Dataset items:
--

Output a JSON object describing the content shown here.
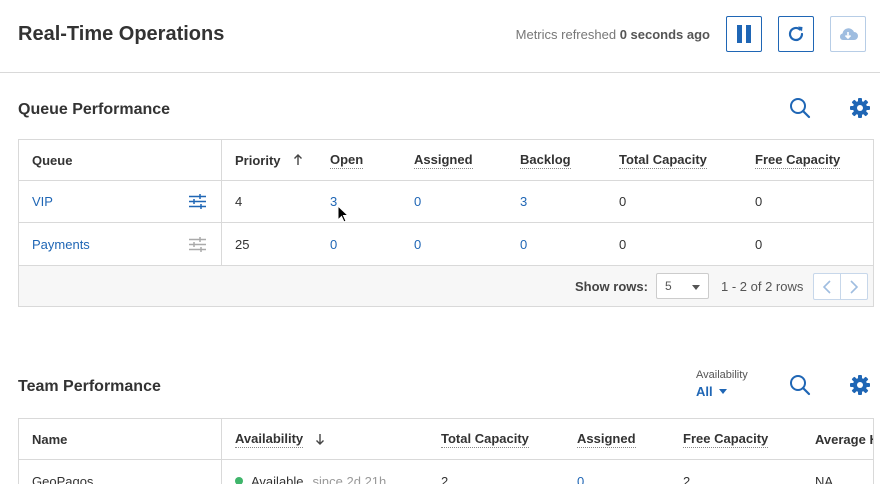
{
  "header": {
    "title": "Real-Time Operations",
    "refresh_prefix": "Metrics refreshed",
    "refresh_value": "0 seconds ago"
  },
  "queue_section": {
    "title": "Queue Performance",
    "columns": [
      "Queue",
      "Priority",
      "Open",
      "Assigned",
      "Backlog",
      "Total Capacity",
      "Free Capacity"
    ],
    "rows": [
      {
        "queue": "VIP",
        "priority": "4",
        "open": "3",
        "assigned": "0",
        "backlog": "3",
        "total_capacity": "0",
        "free_capacity": "0"
      },
      {
        "queue": "Payments",
        "priority": "25",
        "open": "0",
        "assigned": "0",
        "backlog": "0",
        "total_capacity": "0",
        "free_capacity": "0"
      }
    ],
    "footer": {
      "show_rows_label": "Show rows:",
      "rows_per_page": "5",
      "range": "1 - 2 of 2 rows"
    }
  },
  "team_section": {
    "title": "Team Performance",
    "filter_label": "Availability",
    "filter_value": "All",
    "columns": [
      "Name",
      "Availability",
      "Total Capacity",
      "Assigned",
      "Free Capacity",
      "Average H"
    ],
    "rows": [
      {
        "name": "GeoPagos",
        "availability": "Available",
        "since": "since 2d 21h",
        "total_capacity": "2",
        "assigned": "0",
        "free_capacity": "2",
        "average": "NA"
      }
    ]
  },
  "colors": {
    "accent": "#1f66b5",
    "available": "#3fb56b",
    "border": "#d9d9d9"
  }
}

--

→ **Brief**
Without including any picture, retype the entries exactly.

→ **Solution for this task**
Output a JSON object describing the content shown here.
{
  "header": {
    "title": "Real-Time Operations",
    "refresh_prefix": "Metrics refreshed",
    "refresh_value": "0 seconds ago"
  },
  "queue_section": {
    "title": "Queue Performance",
    "columns": [
      "Queue",
      "Priority",
      "Open",
      "Assigned",
      "Backlog",
      "Total Capacity",
      "Free Capacity"
    ],
    "rows": [
      {
        "queue": "VIP",
        "priority": "4",
        "open": "3",
        "assigned": "0",
        "backlog": "3",
        "total_capacity": "0",
        "free_capacity": "0"
      },
      {
        "queue": "Payments",
        "priority": "25",
        "open": "0",
        "assigned": "0",
        "backlog": "0",
        "total_capacity": "0",
        "free_capacity": "0"
      }
    ],
    "footer": {
      "show_rows_label": "Show rows:",
      "rows_per_page": "5",
      "range": "1 - 2 of 2 rows"
    }
  },
  "team_section": {
    "title": "Team Performance",
    "filter_label": "Availability",
    "filter_value": "All",
    "columns": [
      "Name",
      "Availability",
      "Total Capacity",
      "Assigned",
      "Free Capacity",
      "Average H"
    ],
    "rows": [
      {
        "name": "GeoPagos",
        "availability": "Available",
        "since": "since 2d 21h",
        "total_capacity": "2",
        "assigned": "0",
        "free_capacity": "2",
        "average": "NA"
      }
    ]
  },
  "colors": {
    "accent": "#1f66b5",
    "available": "#3fb56b",
    "border": "#d9d9d9"
  }
}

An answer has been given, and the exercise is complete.